> _WHAT YOU NEED TO DO_
A) Please translate this sentence from the passage on Kalish's art into Spanish: "Kalish references the work of John Chamberlain as a major influence."
B) Resume the passage on Kalish's art, picking up right after its final sentence.

> _SUPPLIED PASSAGE_
+---+
Born in 1973, Kalish found his chosen medium through an obsession with license plates. His initial fascination with a South Dakota license plate stuck with him as he collected thousands of license plates and experimented with myriad graphic works of pop icons for over a decade. These works played with Americana themes, in a format with roots that descend from Warhol and other pop artists. Presidents, celebrities, famous musicians and beauties were all rendered in a stylistic graphic portrait fused from cut license plates arranged in a tableau. From here, Kalish's work progressed up several inches on the car, and he started using vintage truck tailgates. Kalish references the work of John Chamberlain as a major influence. Both artists use automobile parts, but Chamberlain's work uses these pieces exclusively in abstract form, as a sculptural approach to an abstract expressionist style. In contrast, Kalish's work here is representational, but the details and the form are pure emotion. It is an "Aha moment" the artist strives to achieve, when the roses come perfectly together, rising out of the maelstrom of twisted, rusted steel. It should come as no surprise that Kalish is fond of the artist Deborah Butterfield, sculptor of horses in wood, found metal scrap or casted bronze. These works appear life-size or in smaller scale. Like Butterfield's pieces, Kalish's roses betray a quiet dignity; but in his works, potential energy and motion are replaced with the grandeur of larger-than-life roses, petals and bouquets.
+---+
> _ENTRIES SHOWN_
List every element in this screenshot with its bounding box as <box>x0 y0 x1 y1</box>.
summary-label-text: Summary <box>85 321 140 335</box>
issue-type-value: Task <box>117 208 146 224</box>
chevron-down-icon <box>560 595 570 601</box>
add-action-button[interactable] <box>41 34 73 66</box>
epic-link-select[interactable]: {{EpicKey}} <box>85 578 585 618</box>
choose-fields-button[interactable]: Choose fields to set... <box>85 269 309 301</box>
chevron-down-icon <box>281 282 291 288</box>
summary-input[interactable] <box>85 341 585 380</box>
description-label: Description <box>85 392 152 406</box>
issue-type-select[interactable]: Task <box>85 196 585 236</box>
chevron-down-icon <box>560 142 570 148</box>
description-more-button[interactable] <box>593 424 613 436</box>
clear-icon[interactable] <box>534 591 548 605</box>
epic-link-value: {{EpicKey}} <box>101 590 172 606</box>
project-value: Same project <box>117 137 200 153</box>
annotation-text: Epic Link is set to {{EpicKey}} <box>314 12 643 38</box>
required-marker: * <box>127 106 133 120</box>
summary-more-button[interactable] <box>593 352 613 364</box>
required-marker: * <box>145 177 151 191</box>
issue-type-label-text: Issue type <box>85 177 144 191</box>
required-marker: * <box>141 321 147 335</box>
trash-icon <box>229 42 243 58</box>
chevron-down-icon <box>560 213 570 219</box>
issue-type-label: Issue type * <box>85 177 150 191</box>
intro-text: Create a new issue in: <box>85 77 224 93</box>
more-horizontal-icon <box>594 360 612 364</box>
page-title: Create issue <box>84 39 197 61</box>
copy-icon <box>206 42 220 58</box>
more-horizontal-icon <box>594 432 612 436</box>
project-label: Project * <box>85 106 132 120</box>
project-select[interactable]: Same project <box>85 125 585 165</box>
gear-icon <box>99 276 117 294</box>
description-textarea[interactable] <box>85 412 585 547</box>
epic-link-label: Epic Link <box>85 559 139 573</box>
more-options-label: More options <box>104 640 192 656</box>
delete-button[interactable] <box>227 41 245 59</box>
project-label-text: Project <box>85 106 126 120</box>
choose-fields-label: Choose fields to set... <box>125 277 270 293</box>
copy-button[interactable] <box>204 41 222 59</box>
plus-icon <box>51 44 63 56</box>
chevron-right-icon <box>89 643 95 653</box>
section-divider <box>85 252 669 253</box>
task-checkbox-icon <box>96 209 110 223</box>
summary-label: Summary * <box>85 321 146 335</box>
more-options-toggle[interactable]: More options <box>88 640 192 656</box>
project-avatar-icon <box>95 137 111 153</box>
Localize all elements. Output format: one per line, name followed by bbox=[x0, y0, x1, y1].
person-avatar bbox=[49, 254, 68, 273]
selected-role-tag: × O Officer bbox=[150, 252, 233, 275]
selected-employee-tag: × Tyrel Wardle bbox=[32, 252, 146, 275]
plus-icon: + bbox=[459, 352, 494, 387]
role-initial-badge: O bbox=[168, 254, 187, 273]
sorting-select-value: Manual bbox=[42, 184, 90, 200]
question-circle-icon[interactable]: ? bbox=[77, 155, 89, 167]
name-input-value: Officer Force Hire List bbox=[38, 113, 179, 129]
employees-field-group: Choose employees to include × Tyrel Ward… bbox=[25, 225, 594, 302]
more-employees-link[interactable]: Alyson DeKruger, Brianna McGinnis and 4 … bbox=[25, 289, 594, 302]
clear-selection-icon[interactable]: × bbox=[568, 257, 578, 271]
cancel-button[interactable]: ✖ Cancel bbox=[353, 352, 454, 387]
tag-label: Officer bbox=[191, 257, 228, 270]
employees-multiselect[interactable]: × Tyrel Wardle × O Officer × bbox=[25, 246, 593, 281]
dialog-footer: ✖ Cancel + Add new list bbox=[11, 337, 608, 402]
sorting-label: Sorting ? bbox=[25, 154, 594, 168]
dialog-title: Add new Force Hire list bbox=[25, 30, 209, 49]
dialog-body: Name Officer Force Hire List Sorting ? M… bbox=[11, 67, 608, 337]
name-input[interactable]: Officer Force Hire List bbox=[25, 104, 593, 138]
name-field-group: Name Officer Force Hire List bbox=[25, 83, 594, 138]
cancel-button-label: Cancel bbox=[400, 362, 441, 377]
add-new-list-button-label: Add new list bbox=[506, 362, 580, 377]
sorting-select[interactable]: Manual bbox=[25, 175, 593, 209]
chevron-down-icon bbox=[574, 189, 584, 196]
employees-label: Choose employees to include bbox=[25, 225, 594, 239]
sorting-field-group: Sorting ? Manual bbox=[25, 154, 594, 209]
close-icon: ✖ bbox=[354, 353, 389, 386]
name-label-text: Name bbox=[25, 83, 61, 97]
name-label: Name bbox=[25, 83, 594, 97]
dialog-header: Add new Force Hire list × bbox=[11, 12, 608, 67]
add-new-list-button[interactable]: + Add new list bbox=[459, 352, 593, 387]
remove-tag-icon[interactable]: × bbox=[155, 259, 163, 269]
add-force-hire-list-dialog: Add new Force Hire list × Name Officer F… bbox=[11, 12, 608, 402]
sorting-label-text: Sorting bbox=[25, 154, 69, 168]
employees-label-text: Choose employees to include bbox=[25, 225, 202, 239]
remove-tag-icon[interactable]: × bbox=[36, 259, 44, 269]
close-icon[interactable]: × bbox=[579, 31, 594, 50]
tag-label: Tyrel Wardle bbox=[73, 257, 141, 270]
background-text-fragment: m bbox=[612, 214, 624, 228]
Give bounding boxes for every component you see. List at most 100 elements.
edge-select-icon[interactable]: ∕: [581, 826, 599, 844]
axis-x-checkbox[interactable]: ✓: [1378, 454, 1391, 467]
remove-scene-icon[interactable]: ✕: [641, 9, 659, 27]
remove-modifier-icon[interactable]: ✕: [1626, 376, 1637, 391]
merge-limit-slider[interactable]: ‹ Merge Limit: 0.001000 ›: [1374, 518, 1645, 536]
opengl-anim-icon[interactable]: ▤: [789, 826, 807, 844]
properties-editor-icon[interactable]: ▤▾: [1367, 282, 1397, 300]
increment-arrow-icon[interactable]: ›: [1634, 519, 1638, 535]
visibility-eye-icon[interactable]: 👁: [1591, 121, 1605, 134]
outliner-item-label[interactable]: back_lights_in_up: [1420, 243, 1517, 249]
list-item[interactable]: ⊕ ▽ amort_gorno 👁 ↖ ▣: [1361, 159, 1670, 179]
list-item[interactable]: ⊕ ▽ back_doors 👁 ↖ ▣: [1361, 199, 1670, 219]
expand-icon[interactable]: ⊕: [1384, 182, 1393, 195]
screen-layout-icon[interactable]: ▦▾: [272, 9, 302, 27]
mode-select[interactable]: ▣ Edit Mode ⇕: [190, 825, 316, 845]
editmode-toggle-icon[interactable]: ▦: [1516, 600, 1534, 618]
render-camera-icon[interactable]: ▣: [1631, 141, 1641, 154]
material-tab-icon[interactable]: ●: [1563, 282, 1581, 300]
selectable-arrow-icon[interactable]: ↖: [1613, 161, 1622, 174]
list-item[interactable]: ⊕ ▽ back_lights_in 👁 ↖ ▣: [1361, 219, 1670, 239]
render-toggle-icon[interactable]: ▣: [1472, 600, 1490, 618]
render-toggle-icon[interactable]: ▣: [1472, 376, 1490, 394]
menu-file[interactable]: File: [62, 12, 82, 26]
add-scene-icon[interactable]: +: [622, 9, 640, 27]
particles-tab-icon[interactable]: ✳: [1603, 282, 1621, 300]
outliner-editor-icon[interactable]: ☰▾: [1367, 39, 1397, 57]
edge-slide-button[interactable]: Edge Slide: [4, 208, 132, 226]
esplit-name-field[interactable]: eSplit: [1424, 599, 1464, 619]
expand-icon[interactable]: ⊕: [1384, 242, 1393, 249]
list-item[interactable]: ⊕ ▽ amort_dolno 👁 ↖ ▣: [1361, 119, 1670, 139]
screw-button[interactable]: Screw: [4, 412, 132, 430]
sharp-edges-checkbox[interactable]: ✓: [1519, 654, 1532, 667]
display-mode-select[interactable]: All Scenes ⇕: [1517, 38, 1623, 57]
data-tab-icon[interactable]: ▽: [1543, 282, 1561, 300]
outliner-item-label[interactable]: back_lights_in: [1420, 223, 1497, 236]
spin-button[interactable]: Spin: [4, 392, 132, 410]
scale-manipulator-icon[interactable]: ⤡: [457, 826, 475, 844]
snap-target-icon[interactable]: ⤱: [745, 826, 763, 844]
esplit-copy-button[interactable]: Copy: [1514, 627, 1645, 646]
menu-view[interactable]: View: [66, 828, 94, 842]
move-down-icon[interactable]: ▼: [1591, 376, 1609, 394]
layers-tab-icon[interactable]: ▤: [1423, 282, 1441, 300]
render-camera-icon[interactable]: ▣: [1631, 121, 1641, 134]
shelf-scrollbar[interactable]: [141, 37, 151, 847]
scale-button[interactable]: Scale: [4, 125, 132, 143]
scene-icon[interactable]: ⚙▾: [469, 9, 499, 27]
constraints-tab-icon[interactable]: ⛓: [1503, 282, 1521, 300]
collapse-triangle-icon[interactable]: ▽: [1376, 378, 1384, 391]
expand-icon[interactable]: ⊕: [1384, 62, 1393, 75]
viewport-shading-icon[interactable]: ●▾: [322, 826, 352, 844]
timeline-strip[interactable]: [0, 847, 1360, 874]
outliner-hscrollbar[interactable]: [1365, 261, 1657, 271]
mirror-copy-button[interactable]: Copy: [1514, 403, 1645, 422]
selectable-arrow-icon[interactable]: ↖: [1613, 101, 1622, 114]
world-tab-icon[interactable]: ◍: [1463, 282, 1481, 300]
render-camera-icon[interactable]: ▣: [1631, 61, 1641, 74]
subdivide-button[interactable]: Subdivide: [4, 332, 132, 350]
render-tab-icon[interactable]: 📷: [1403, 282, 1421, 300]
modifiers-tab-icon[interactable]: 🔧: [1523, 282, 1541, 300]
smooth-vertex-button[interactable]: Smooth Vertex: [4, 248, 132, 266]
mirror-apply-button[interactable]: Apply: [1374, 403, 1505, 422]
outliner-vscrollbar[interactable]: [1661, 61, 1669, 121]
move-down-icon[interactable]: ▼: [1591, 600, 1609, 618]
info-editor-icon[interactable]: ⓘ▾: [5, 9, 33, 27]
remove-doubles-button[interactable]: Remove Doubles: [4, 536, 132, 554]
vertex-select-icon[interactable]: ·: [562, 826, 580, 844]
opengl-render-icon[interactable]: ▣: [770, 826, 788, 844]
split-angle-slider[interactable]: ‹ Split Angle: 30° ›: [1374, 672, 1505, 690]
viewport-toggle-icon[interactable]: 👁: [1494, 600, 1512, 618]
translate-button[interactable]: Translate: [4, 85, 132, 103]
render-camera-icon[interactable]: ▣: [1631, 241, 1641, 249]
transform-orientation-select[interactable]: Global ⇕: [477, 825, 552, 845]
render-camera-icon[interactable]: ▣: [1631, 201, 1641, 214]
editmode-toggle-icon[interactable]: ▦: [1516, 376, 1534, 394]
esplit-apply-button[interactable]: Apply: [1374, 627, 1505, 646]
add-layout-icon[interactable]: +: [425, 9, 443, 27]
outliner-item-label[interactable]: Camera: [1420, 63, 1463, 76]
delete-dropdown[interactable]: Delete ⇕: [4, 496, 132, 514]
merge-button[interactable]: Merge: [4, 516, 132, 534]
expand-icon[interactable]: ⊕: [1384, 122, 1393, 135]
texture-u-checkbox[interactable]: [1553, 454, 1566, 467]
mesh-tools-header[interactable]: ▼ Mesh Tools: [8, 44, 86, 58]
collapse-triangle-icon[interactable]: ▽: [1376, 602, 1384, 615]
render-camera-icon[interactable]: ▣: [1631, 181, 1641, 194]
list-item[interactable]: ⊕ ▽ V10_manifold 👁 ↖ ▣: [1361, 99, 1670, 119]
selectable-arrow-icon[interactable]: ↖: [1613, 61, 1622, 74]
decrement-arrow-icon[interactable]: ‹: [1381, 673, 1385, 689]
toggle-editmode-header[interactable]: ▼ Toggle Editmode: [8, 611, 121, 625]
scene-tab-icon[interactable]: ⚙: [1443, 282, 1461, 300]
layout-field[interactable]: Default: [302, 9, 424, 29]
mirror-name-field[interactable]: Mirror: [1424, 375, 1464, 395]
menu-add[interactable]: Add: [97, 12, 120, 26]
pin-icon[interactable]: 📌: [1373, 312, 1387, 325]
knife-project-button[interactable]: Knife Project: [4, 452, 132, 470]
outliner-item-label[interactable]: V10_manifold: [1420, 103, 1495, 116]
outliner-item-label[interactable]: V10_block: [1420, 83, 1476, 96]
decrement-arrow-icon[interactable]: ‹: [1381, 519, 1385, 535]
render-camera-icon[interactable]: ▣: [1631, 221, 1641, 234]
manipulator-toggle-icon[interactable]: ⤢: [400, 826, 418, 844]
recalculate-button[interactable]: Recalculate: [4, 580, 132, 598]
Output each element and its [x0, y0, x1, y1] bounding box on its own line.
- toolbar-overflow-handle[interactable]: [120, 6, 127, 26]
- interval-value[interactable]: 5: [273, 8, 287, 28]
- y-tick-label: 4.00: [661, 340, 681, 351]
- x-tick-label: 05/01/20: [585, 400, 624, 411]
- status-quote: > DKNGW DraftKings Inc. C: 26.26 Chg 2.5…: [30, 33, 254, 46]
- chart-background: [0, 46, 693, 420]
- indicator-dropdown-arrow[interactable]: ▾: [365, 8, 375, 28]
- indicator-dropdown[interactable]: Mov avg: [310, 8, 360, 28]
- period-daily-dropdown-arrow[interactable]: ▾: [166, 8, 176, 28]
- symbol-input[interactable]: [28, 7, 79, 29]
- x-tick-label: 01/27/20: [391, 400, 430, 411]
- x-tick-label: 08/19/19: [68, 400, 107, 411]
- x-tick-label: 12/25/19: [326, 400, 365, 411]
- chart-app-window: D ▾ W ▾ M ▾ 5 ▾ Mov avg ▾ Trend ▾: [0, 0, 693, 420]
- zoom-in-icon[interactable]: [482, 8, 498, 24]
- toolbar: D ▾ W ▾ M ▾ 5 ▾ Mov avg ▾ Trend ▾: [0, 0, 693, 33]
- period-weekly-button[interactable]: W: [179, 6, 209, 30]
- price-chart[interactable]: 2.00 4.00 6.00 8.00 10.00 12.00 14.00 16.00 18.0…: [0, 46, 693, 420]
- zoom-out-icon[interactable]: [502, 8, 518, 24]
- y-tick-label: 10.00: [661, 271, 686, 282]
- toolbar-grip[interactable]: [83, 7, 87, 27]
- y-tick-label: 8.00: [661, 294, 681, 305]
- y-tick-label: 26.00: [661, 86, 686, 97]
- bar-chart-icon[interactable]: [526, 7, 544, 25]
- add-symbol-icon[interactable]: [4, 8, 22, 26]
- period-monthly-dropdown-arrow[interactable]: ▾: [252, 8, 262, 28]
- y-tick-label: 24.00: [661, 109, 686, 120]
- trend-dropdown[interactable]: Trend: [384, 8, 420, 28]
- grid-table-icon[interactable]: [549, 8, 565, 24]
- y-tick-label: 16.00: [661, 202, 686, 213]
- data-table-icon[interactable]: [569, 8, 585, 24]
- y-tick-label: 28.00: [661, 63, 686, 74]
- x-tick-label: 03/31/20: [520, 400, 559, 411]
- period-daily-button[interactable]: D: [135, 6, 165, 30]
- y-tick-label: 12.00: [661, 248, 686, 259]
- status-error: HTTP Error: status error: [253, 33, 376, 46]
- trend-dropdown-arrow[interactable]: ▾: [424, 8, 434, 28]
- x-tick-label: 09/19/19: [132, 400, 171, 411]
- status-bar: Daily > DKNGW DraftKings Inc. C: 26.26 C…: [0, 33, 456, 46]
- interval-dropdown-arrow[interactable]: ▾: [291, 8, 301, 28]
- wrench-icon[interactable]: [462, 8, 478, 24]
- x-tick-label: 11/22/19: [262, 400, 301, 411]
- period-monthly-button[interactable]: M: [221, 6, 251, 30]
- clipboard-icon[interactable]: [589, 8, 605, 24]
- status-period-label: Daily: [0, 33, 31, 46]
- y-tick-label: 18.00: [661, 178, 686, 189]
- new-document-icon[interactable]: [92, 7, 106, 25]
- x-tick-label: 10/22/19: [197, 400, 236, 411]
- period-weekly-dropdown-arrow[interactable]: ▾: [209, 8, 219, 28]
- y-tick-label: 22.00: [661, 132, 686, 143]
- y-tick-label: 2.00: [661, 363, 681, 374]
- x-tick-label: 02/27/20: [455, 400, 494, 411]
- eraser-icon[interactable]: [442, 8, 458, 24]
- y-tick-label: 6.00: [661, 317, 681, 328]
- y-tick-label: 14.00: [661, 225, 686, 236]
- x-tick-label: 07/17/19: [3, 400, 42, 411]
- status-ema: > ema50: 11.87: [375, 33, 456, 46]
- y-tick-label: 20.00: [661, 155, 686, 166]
+---+
> _LIST OF ANSWERS_
A) Kalish menciona la obra de John Chamberlain como una influencia importante.

B)
Where Butterfield and Chamberlain's materials disappear into the body of their works, Kalish's materials betray their origins: Ford, Chevy and other hammered-metal names are part of the skin of these flower buds. Gorgeous oxidization creates a fine patina, the colors imitating the discolorations and deteriorations of natural phenomena. Kalish revels in the abundant cuts, indentations, scrapes of his palette.There is a loud joyousness to Kalish's work. Ultimately it is the metamorphosis of hard into soft that marks his oeuvre.From cluttered, battered, dilapidated forms sprout new and inspired blooms.
This exhibition is curated by Lee Tusman.